WORK REQUIRED:
Write out the complete material exactly as it stands.

LISTED RECORDS:
##############################

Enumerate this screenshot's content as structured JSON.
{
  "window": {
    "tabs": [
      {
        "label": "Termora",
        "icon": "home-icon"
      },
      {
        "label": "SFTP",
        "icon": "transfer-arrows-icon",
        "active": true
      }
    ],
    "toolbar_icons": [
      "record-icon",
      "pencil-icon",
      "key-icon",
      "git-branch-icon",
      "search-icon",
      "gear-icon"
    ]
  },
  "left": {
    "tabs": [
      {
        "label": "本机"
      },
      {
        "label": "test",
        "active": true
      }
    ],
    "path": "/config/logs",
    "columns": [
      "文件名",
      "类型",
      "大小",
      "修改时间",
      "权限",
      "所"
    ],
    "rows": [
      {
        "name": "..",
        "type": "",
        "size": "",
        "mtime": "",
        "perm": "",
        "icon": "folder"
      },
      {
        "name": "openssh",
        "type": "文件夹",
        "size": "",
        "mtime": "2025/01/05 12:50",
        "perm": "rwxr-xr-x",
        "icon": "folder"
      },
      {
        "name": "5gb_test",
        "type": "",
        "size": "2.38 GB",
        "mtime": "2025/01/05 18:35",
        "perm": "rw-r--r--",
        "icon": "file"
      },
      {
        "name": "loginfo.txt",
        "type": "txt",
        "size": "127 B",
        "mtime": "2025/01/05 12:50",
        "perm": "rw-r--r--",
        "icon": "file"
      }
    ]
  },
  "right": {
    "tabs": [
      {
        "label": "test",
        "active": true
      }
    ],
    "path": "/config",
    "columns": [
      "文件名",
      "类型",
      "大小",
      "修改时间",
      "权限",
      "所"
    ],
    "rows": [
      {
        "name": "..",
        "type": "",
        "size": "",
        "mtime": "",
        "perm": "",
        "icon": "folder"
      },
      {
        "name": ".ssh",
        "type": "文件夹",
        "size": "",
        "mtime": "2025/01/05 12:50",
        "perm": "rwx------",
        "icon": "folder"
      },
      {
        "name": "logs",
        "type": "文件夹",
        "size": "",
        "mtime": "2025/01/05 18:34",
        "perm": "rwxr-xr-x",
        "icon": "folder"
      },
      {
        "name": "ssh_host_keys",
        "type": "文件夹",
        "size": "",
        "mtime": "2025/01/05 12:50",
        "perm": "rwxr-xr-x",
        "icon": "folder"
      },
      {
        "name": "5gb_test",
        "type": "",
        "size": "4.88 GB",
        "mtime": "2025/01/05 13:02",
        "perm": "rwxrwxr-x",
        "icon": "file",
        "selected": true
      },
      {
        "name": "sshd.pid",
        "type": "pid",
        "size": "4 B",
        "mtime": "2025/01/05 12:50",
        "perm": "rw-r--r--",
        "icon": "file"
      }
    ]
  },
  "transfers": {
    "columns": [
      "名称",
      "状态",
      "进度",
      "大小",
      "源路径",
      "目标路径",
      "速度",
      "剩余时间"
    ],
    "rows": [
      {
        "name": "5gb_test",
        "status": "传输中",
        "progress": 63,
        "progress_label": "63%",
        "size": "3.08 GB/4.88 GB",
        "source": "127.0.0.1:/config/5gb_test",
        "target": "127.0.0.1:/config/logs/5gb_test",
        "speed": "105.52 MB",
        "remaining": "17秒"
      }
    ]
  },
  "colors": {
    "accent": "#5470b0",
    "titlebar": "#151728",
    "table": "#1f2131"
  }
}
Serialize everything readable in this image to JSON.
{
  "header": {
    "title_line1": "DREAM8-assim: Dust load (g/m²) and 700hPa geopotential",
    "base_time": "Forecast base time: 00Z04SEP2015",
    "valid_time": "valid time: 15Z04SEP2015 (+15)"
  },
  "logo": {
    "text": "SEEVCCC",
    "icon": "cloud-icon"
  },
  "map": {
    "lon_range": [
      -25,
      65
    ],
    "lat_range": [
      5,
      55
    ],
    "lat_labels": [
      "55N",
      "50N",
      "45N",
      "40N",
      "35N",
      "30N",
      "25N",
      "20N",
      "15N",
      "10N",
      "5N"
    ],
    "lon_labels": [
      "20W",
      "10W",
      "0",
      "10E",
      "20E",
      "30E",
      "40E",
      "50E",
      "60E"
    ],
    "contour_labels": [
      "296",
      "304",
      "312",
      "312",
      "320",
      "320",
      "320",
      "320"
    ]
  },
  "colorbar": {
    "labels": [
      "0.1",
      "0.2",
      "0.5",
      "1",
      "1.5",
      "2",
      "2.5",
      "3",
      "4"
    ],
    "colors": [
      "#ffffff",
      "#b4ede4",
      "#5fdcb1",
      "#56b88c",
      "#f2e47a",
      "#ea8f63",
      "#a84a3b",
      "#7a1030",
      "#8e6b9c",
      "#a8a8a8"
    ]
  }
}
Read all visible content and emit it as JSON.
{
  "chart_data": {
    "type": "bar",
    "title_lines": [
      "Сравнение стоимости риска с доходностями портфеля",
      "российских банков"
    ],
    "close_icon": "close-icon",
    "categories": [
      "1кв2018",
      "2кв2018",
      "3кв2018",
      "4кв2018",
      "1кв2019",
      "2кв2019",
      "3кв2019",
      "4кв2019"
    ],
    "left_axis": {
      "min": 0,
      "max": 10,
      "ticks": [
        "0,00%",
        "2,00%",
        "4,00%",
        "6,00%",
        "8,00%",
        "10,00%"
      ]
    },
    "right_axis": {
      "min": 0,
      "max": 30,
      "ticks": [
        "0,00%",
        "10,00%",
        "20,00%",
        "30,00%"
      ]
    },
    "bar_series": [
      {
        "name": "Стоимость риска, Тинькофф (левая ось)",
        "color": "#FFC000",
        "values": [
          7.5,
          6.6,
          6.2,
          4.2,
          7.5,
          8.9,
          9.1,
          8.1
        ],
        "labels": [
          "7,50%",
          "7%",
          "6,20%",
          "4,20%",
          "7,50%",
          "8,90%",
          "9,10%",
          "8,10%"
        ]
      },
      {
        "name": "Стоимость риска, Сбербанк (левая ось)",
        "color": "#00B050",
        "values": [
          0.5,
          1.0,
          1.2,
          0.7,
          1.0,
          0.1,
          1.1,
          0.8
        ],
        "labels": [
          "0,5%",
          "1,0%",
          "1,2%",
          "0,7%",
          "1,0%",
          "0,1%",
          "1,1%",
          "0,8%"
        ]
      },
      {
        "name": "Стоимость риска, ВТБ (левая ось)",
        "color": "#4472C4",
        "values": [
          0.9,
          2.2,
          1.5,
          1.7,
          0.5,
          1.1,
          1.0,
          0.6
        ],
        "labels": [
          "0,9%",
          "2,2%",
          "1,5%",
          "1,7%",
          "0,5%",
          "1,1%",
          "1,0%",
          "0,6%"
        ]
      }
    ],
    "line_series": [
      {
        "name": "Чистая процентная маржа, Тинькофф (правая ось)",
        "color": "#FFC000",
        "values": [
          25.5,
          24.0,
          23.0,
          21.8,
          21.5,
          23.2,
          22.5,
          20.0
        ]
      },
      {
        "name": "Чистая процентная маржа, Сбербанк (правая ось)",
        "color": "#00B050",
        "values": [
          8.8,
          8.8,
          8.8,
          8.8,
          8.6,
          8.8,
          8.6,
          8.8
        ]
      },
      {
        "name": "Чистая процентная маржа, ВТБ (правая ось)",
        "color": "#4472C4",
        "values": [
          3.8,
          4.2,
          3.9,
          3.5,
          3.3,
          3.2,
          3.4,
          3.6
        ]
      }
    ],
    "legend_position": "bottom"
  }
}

##############################

ANSWER IN FULL:
Enumerate this screenshot's content as structured JSON.
{
  "window": {
    "tabs": [
      {
        "label": "Termora",
        "icon": "home-icon"
      },
      {
        "label": "SFTP",
        "icon": "transfer-arrows-icon",
        "active": true
      }
    ],
    "toolbar_icons": [
      "record-icon",
      "pencil-icon",
      "key-icon",
      "git-branch-icon",
      "search-icon",
      "gear-icon"
    ]
  },
  "left": {
    "tabs": [
      {
        "label": "本机"
      },
      {
        "label": "test",
        "active": true
      }
    ],
    "path": "/config/logs",
    "columns": [
      "文件名",
      "类型",
      "大小",
      "修改时间",
      "权限",
      "所"
    ],
    "rows": [
      {
        "name": "..",
        "type": "",
        "size": "",
        "mtime": "",
        "perm": "",
        "icon": "folder"
      },
      {
        "name": "openssh",
        "type": "文件夹",
        "size": "",
        "mtime": "2025/01/05 12:50",
        "perm": "rwxr-xr-x",
        "icon": "folder"
      },
      {
        "name": "5gb_test",
        "type": "",
        "size": "2.38 GB",
        "mtime": "2025/01/05 18:35",
        "perm": "rw-r--r--",
        "icon": "file"
      },
      {
        "name": "loginfo.txt",
        "type": "txt",
        "size": "127 B",
        "mtime": "2025/01/05 12:50",
        "perm": "rw-r--r--",
        "icon": "file"
      }
    ]
  },
  "right": {
    "tabs": [
      {
        "label": "test",
        "active": true
      }
    ],
    "path": "/config",
    "columns": [
      "文件名",
      "类型",
      "大小",
      "修改时间",
      "权限",
      "所"
    ],
    "rows": [
      {
        "name": "..",
        "type": "",
        "size": "",
        "mtime": "",
        "perm": "",
        "icon": "folder"
      },
      {
        "name": ".ssh",
        "type": "文件夹",
        "size": "",
        "mtime": "2025/01/05 12:50",
        "perm": "rwx------",
        "icon": "folder"
      },
      {
        "name": "logs",
        "type": "文件夹",
        "size": "",
        "mtime": "2025/01/05 18:34",
        "perm": "rwxr-xr-x",
        "icon": "folder"
      },
      {
        "name": "ssh_host_keys",
        "type": "文件夹",
        "size": "",
        "mtime": "2025/01/05 12:50",
        "perm": "rwxr-xr-x",
        "icon": "folder"
      },
      {
        "name": "5gb_test",
        "type": "",
        "size": "4.88 GB",
        "mtime": "2025/01/05 13:02",
        "perm": "rwxrwxr-x",
        "icon": "file",
        "selected": true
      },
      {
        "name": "sshd.pid",
        "type": "pid",
        "size": "4 B",
        "mtime": "2025/01/05 12:50",
        "perm": "rw-r--r--",
        "icon": "file"
      }
    ]
  },
  "transfers": {
    "columns": [
      "名称",
      "状态",
      "进度",
      "大小",
      "源路径",
      "目标路径",
      "速度",
      "剩余时间"
    ],
    "rows": [
      {
        "name": "5gb_test",
        "status": "传输中",
        "progress": 63,
        "progress_label": "63%",
        "size": "3.08 GB/4.88 GB",
        "source": "127.0.0.1:/config/5gb_test",
        "target": "127.0.0.1:/config/logs/5gb_test",
        "speed": "105.52 MB",
        "remaining": "17秒"
      }
    ]
  },
  "colors": {
    "accent": "#5470b0",
    "titlebar": "#151728",
    "table": "#1f2131"
  }
}
Serialize everything readable in this image to JSON.
{
  "header": {
    "title_line1": "DREAM8-assim: Dust load (g/m²) and 700hPa geopotential",
    "base_time": "Forecast base time: 00Z04SEP2015",
    "valid_time": "valid time: 15Z04SEP2015 (+15)"
  },
  "logo": {
    "text": "SEEVCCC",
    "icon": "cloud-icon"
  },
  "map": {
    "lon_range": [
      -25,
      65
    ],
    "lat_range": [
      5,
      55
    ],
    "lat_labels": [
      "55N",
      "50N",
      "45N",
      "40N",
      "35N",
      "30N",
      "25N",
      "20N",
      "15N",
      "10N",
      "5N"
    ],
    "lon_labels": [
      "20W",
      "10W",
      "0",
      "10E",
      "20E",
      "30E",
      "40E",
      "50E",
      "60E"
    ],
    "contour_labels": [
      "296",
      "304",
      "312",
      "312",
      "320",
      "320",
      "320",
      "320"
    ]
  },
  "colorbar": {
    "labels": [
      "0.1",
      "0.2",
      "0.5",
      "1",
      "1.5",
      "2",
      "2.5",
      "3",
      "4"
    ],
    "colors": [
      "#ffffff",
      "#b4ede4",
      "#5fdcb1",
      "#56b88c",
      "#f2e47a",
      "#ea8f63",
      "#a84a3b",
      "#7a1030",
      "#8e6b9c",
      "#a8a8a8"
    ]
  }
}
Read all visible content and emit it as JSON.
{
  "chart_data": {
    "type": "bar",
    "title_lines": [
      "Сравнение стоимости риска с доходностями портфеля",
      "российских банков"
    ],
    "close_icon": "close-icon",
    "categories": [
      "1кв2018",
      "2кв2018",
      "3кв2018",
      "4кв2018",
      "1кв2019",
      "2кв2019",
      "3кв2019",
      "4кв2019"
    ],
    "left_axis": {
      "min": 0,
      "max": 10,
      "ticks": [
        "0,00%",
        "2,00%",
        "4,00%",
        "6,00%",
        "8,00%",
        "10,00%"
      ]
    },
    "right_axis": {
      "min": 0,
      "max": 30,
      "ticks": [
        "0,00%",
        "10,00%",
        "20,00%",
        "30,00%"
      ]
    },
    "bar_series": [
      {
        "name": "Стоимость риска, Тинькофф (левая ось)",
        "color": "#FFC000",
        "values": [
          7.5,
          6.6,
          6.2,
          4.2,
          7.5,
          8.9,
          9.1,
          8.1
        ],
        "labels": [
          "7,50%",
          "7%",
          "6,20%",
          "4,20%",
          "7,50%",
          "8,90%",
          "9,10%",
          "8,10%"
        ]
      },
      {
        "name": "Стоимость риска, Сбербанк (левая ось)",
        "color": "#00B050",
        "values": [
          0.5,
          1.0,
          1.2,
          0.7,
          1.0,
          0.1,
          1.1,
          0.8
        ],
        "labels": [
          "0,5%",
          "1,0%",
          "1,2%",
          "0,7%",
          "1,0%",
          "0,1%",
          "1,1%",
          "0,8%"
        ]
      },
      {
        "name": "Стоимость риска, ВТБ (левая ось)",
        "color": "#4472C4",
        "values": [
          0.9,
          2.2,
          1.5,
          1.7,
          0.5,
          1.1,
          1.0,
          0.6
        ],
        "labels": [
          "0,9%",
          "2,2%",
          "1,5%",
          "1,7%",
          "0,5%",
          "1,1%",
          "1,0%",
          "0,6%"
        ]
      }
    ],
    "line_series": [
      {
        "name": "Чистая процентная маржа, Тинькофф (правая ось)",
        "color": "#FFC000",
        "values": [
          25.5,
          24.0,
          23.0,
          21.8,
          21.5,
          23.2,
          22.5,
          20.0
        ]
      },
      {
        "name": "Чистая процентная маржа, Сбербанк (правая ось)",
        "color": "#00B050",
        "values": [
          8.8,
          8.8,
          8.8,
          8.8,
          8.6,
          8.8,
          8.6,
          8.8
        ]
      },
      {
        "name": "Чистая процентная маржа, ВТБ (правая ось)",
        "color": "#4472C4",
        "values": [
          3.8,
          4.2,
          3.9,
          3.5,
          3.3,
          3.2,
          3.4,
          3.6
        ]
      }
    ],
    "legend_position": "bottom"
  }
}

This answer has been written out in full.